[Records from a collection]
════
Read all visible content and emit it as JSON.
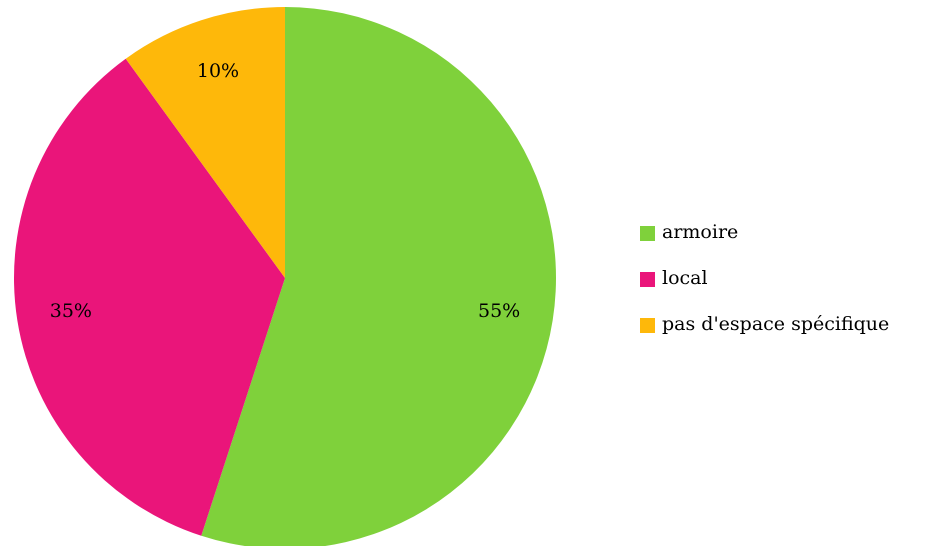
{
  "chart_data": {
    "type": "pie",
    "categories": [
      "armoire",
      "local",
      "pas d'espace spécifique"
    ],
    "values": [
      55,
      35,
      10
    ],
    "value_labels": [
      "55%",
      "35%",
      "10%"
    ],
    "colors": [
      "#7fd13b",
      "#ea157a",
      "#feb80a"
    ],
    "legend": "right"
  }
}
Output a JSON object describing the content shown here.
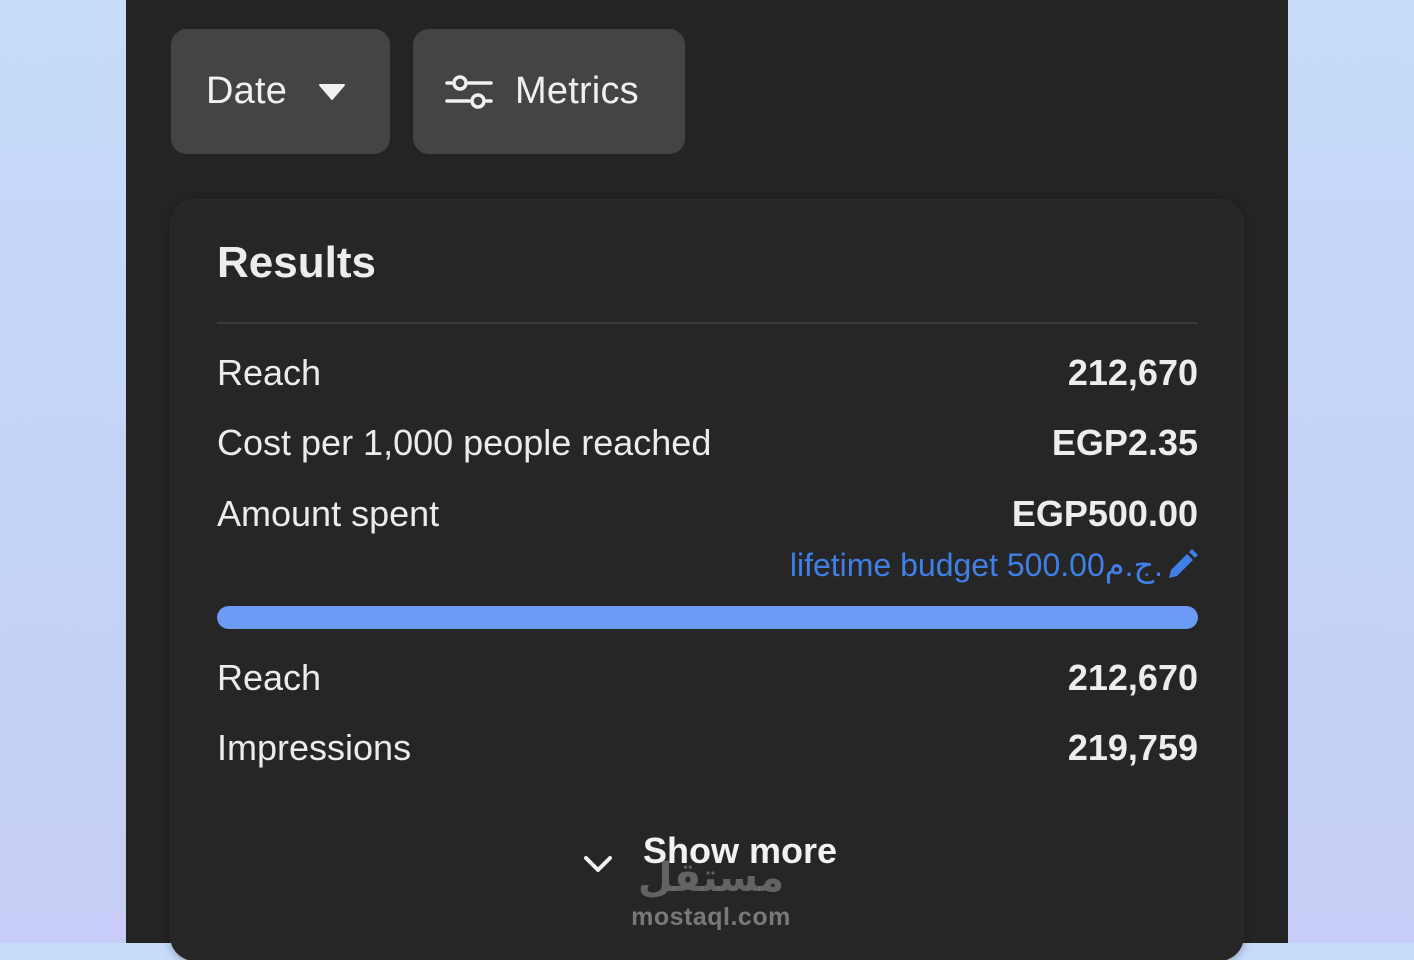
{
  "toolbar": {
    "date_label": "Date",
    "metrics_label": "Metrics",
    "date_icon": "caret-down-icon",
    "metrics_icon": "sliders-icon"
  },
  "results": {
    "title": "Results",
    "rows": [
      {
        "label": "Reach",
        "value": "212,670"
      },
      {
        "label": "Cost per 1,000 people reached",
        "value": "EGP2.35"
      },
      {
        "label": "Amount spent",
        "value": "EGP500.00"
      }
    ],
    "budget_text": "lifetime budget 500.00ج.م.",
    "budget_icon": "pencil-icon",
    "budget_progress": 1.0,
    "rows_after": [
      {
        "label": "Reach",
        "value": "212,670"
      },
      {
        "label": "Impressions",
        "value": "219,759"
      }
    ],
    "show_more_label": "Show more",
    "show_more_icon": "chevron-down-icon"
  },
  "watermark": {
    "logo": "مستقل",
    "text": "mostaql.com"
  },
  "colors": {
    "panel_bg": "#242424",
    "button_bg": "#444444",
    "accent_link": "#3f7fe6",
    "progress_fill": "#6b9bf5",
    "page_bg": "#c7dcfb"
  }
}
════
Written problem >> Search the entries for the word "down", then list each line that holds it.

The solution >>
    "date_icon": "caret-down-icon",
    "show_more_icon": "chevron-down-icon"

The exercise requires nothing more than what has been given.